Task statement: Below are records. Copy every line with "foot" in it.

[START OF Records for the exercise]

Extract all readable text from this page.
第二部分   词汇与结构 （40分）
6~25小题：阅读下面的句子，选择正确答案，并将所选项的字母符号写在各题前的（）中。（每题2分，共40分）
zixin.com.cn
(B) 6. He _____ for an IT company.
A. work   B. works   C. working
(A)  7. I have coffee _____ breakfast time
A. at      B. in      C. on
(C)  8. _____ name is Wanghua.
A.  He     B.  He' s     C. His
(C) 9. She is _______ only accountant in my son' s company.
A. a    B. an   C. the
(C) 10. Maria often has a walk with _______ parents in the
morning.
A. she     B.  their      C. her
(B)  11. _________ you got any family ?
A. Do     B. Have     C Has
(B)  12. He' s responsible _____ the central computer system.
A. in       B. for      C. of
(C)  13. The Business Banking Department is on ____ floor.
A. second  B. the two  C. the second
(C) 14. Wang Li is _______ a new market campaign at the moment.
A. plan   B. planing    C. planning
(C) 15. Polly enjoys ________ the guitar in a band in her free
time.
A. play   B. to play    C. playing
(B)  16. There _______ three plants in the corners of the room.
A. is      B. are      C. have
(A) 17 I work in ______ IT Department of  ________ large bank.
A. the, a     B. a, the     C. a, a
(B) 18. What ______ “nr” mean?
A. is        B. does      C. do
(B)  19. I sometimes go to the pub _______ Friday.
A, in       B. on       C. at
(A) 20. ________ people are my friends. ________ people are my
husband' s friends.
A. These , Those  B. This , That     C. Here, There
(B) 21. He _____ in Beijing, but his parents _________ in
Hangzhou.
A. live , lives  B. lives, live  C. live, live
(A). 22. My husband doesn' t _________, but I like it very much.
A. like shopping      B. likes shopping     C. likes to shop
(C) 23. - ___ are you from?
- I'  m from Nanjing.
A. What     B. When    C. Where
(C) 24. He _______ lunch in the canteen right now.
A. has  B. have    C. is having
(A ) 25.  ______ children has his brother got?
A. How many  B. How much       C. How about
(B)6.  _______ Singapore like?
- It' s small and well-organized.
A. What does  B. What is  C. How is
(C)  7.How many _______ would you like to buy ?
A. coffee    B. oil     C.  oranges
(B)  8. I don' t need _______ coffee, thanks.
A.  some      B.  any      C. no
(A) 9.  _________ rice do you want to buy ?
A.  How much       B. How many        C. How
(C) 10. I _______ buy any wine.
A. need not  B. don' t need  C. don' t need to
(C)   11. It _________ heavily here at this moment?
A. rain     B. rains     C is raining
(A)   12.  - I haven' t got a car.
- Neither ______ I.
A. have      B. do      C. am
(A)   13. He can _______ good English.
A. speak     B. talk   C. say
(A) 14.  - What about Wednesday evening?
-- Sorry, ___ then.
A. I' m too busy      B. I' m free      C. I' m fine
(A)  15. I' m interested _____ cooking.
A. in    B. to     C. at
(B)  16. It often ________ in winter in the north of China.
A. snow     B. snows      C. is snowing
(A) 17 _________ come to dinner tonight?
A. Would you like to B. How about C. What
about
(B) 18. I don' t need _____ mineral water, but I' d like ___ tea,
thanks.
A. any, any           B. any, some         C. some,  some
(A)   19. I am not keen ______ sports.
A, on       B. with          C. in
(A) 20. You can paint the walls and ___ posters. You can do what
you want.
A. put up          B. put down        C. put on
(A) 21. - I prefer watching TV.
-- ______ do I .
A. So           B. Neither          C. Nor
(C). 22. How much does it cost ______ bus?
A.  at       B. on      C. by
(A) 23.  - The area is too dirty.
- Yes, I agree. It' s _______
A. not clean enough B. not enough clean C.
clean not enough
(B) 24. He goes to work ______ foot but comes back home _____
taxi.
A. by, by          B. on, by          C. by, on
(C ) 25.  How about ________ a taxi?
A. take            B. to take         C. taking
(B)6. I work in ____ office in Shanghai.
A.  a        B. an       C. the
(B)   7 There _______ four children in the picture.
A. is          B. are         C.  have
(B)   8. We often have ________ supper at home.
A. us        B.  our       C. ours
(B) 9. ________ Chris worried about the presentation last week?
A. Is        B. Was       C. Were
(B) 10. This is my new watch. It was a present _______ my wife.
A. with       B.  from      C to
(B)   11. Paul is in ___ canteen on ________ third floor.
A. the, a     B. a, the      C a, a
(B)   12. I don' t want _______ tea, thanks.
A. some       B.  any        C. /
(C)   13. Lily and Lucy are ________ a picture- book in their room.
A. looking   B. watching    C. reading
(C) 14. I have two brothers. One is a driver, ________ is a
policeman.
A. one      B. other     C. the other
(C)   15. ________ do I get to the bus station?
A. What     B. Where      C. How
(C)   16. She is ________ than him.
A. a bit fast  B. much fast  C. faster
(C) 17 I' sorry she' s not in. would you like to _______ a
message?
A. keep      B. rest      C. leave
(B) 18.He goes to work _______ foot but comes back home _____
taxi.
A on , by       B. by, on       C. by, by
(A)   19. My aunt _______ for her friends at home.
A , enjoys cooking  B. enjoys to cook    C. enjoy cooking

[END OF Records for the exercise]

Task answer:
(B) 24. He goes to work ______ foot but comes back home _____
(B) 18.He goes to work _______ foot but comes back home _____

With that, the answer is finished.